### Directions for this task
From the listing below, pull out every line where the string "high" appears.

### Stored data
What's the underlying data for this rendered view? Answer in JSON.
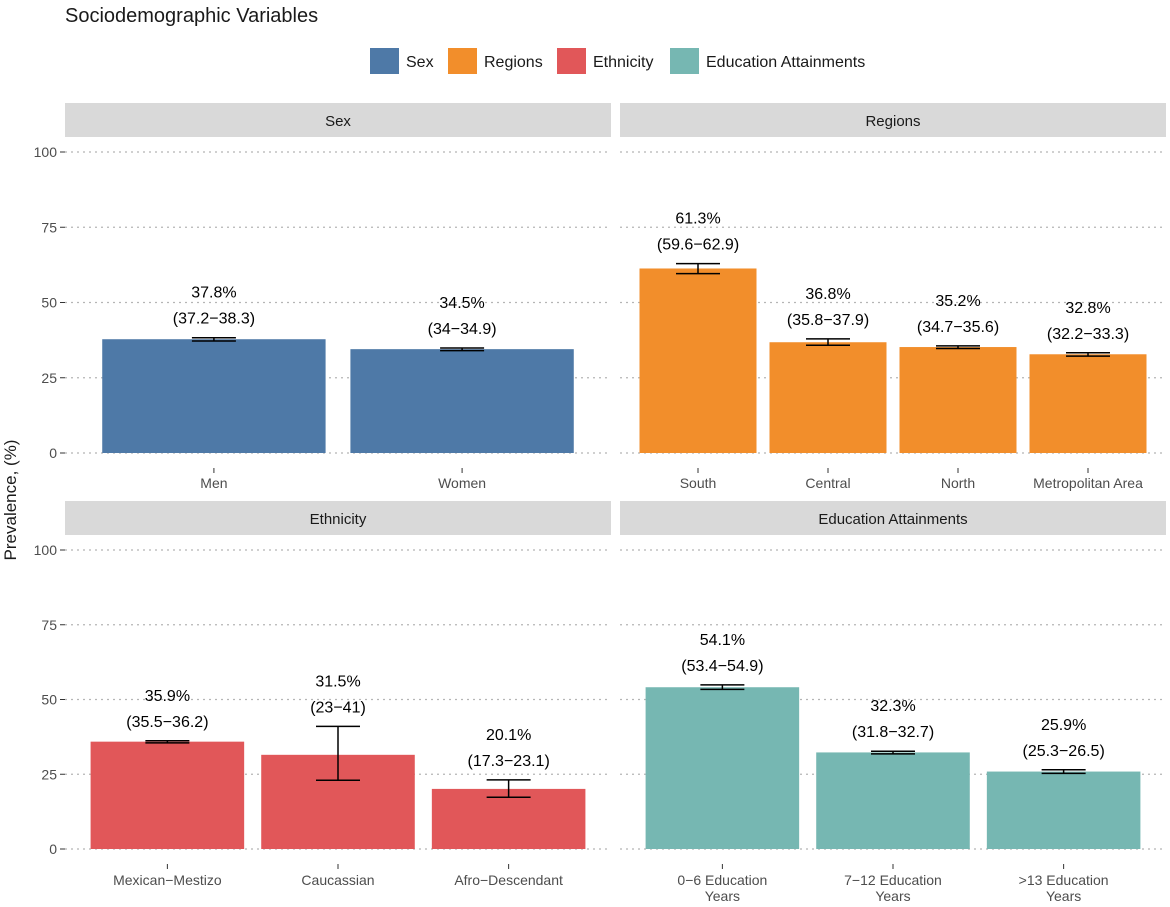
{
  "chart_data": {
    "type": "bar",
    "title": "Sociodemographic Variables",
    "ylabel": "Prevalence, (%)",
    "xlabel": "",
    "ylim": [
      0,
      100
    ],
    "yticks": [
      0,
      25,
      50,
      75,
      100
    ],
    "grid": true,
    "legend": {
      "placement": "top",
      "entries": [
        {
          "label": "Sex",
          "color": "#4e79a7"
        },
        {
          "label": "Regions",
          "color": "#f28e2b"
        },
        {
          "label": "Ethnicity",
          "color": "#e15759"
        },
        {
          "label": "Education Attainments",
          "color": "#76b7b2"
        }
      ]
    },
    "panels": [
      {
        "title": "Sex",
        "color": "#4e79a7",
        "bars": [
          {
            "category": "Men",
            "value": 37.8,
            "low": 37.2,
            "high": 38.3,
            "pct_label": "37.8%",
            "ci_label": "(37.2−38.3)"
          },
          {
            "category": "Women",
            "value": 34.5,
            "low": 34,
            "high": 34.9,
            "pct_label": "34.5%",
            "ci_label": "(34−34.9)"
          }
        ]
      },
      {
        "title": "Regions",
        "color": "#f28e2b",
        "bars": [
          {
            "category": "South",
            "value": 61.3,
            "low": 59.6,
            "high": 62.9,
            "pct_label": "61.3%",
            "ci_label": "(59.6−62.9)"
          },
          {
            "category": "Central",
            "value": 36.8,
            "low": 35.8,
            "high": 37.9,
            "pct_label": "36.8%",
            "ci_label": "(35.8−37.9)"
          },
          {
            "category": "North",
            "value": 35.2,
            "low": 34.7,
            "high": 35.6,
            "pct_label": "35.2%",
            "ci_label": "(34.7−35.6)"
          },
          {
            "category": "Metropolitan Area",
            "value": 32.8,
            "low": 32.2,
            "high": 33.3,
            "pct_label": "32.8%",
            "ci_label": "(32.2−33.3)"
          }
        ]
      },
      {
        "title": "Ethnicity",
        "color": "#e15759",
        "bars": [
          {
            "category": "Mexican−Mestizo",
            "value": 35.9,
            "low": 35.5,
            "high": 36.2,
            "pct_label": "35.9%",
            "ci_label": "(35.5−36.2)"
          },
          {
            "category": "Caucassian",
            "value": 31.5,
            "low": 23,
            "high": 41,
            "pct_label": "31.5%",
            "ci_label": "(23−41)"
          },
          {
            "category": "Afro−Descendant",
            "value": 20.1,
            "low": 17.3,
            "high": 23.1,
            "pct_label": "20.1%",
            "ci_label": "(17.3−23.1)"
          }
        ]
      },
      {
        "title": "Education Attainments",
        "color": "#76b7b2",
        "bars": [
          {
            "category": "0−6 Education\nYears",
            "value": 54.1,
            "low": 53.4,
            "high": 54.9,
            "pct_label": "54.1%",
            "ci_label": "(53.4−54.9)"
          },
          {
            "category": "7−12 Education\nYears",
            "value": 32.3,
            "low": 31.8,
            "high": 32.7,
            "pct_label": "32.3%",
            "ci_label": "(31.8−32.7)"
          },
          {
            "category": ">13 Education\nYears",
            "value": 25.9,
            "low": 25.3,
            "high": 26.5,
            "pct_label": "25.9%",
            "ci_label": "(25.3−26.5)"
          }
        ]
      }
    ]
  }
}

### Solution for this problem
            "high": 38.3,
            "high": 34.9,
            "high": 62.9,
            "high": 37.9,
            "high": 35.6,
            "high": 33.3,
            "high": 36.2,
            "high": 41,
            "high": 23.1,
            "high": 54.9,
            "high": 32.7,
            "high": 26.5,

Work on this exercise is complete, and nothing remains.